» **Exercise directions**: Identify each line below containing the string "Порядок" and copy it.

=== Extracted entries ===

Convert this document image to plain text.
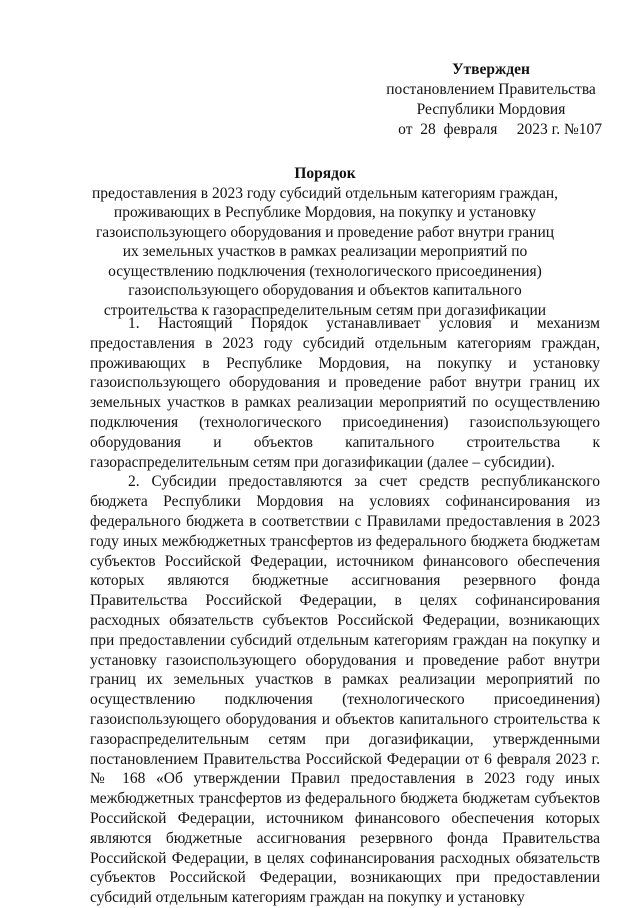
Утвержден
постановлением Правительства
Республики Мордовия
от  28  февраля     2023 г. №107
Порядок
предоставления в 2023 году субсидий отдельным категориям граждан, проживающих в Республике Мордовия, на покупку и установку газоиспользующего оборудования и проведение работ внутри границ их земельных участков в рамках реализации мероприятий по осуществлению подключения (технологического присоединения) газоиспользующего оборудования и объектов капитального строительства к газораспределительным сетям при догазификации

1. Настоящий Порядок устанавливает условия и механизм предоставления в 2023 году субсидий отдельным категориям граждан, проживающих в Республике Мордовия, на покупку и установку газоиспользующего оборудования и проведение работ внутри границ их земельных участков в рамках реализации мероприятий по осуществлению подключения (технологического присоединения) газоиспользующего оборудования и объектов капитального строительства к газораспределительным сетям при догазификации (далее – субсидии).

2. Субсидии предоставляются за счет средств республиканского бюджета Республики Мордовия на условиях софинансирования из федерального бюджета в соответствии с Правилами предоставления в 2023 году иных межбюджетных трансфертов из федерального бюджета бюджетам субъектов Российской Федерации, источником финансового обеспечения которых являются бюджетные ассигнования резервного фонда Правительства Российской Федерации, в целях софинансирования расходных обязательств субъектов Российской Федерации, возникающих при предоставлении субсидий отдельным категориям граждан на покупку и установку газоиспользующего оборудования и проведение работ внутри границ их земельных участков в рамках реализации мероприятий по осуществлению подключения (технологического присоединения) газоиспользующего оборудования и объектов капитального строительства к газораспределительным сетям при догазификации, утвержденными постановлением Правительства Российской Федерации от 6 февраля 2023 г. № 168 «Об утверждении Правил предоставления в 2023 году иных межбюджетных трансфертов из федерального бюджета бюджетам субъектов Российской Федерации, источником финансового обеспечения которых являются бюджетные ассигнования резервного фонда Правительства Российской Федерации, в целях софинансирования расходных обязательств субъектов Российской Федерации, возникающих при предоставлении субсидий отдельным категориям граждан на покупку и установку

===

» **Response**:
Порядок
1. Настоящий Порядок устанавливает условия и механизм предоставления в 2023 году субсидий отдельным категориям граждан, проживающих в Республике Мордовия, на покупку и установку газоиспользующего оборудования и проведение работ внутри границ их земельных участков в рамках реализации мероприятий по осуществлению подключения (технологического присоединения) газоиспользующего оборудования и объектов капитального строительства к газораспределительным сетям при догазификации (далее – субсидии).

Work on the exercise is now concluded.